• [INPUT FOR THIS TASK]:
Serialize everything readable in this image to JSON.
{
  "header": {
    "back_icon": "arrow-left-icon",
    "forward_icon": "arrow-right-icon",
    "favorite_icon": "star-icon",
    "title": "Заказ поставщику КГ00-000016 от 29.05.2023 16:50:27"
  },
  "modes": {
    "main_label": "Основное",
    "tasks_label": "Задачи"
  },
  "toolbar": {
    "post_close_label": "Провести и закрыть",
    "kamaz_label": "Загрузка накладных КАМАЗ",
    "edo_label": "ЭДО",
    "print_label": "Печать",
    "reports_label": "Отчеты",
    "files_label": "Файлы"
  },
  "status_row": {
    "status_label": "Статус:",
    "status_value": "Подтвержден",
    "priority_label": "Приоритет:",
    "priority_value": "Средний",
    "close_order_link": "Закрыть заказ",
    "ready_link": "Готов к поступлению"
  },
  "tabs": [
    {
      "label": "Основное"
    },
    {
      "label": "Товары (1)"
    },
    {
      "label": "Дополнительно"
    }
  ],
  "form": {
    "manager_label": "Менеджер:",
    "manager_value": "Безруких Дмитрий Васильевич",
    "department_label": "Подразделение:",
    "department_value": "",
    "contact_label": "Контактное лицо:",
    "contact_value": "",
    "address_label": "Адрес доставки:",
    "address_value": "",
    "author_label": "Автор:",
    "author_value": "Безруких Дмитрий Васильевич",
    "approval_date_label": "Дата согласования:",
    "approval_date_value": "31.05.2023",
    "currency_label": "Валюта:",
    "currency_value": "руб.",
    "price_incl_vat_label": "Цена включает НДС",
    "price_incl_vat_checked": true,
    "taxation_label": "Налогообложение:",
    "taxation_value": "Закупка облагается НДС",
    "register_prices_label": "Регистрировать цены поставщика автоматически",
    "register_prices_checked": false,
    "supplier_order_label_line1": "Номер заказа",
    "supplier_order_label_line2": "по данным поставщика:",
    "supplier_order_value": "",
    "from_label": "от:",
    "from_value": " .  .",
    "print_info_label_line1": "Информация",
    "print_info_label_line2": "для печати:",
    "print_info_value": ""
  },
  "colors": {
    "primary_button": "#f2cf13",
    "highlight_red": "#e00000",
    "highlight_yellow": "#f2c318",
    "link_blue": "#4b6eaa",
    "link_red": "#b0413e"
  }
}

• [YOUR TASK]: All of the data needs to be reproduced exactly, with no line missing.

• [OUTPUT OF THE TASK]:
Serialize everything readable in this image to JSON.
{
  "header": {
    "back_icon": "arrow-left-icon",
    "forward_icon": "arrow-right-icon",
    "favorite_icon": "star-icon",
    "title": "Заказ поставщику КГ00-000016 от 29.05.2023 16:50:27"
  },
  "modes": {
    "main_label": "Основное",
    "tasks_label": "Задачи"
  },
  "toolbar": {
    "post_close_label": "Провести и закрыть",
    "kamaz_label": "Загрузка накладных КАМАЗ",
    "edo_label": "ЭДО",
    "print_label": "Печать",
    "reports_label": "Отчеты",
    "files_label": "Файлы"
  },
  "status_row": {
    "status_label": "Статус:",
    "status_value": "Подтвержден",
    "priority_label": "Приоритет:",
    "priority_value": "Средний",
    "close_order_link": "Закрыть заказ",
    "ready_link": "Готов к поступлению"
  },
  "tabs": [
    {
      "label": "Основное"
    },
    {
      "label": "Товары (1)"
    },
    {
      "label": "Дополнительно"
    }
  ],
  "form": {
    "manager_label": "Менеджер:",
    "manager_value": "Безруких Дмитрий Васильевич",
    "department_label": "Подразделение:",
    "department_value": "",
    "contact_label": "Контактное лицо:",
    "contact_value": "",
    "address_label": "Адрес доставки:",
    "address_value": "",
    "author_label": "Автор:",
    "author_value": "Безруких Дмитрий Васильевич",
    "approval_date_label": "Дата согласования:",
    "approval_date_value": "31.05.2023",
    "currency_label": "Валюта:",
    "currency_value": "руб.",
    "price_incl_vat_label": "Цена включает НДС",
    "price_incl_vat_checked": true,
    "taxation_label": "Налогообложение:",
    "taxation_value": "Закупка облагается НДС",
    "register_prices_label": "Регистрировать цены поставщика автоматически",
    "register_prices_checked": false,
    "supplier_order_label_line1": "Номер заказа",
    "supplier_order_label_line2": "по данным поставщика:",
    "supplier_order_value": "",
    "from_label": "от:",
    "from_value": " .  .",
    "print_info_label_line1": "Информация",
    "print_info_label_line2": "для печати:",
    "print_info_value": ""
  },
  "colors": {
    "primary_button": "#f2cf13",
    "highlight_red": "#e00000",
    "highlight_yellow": "#f2c318",
    "link_blue": "#4b6eaa",
    "link_red": "#b0413e"
  }
}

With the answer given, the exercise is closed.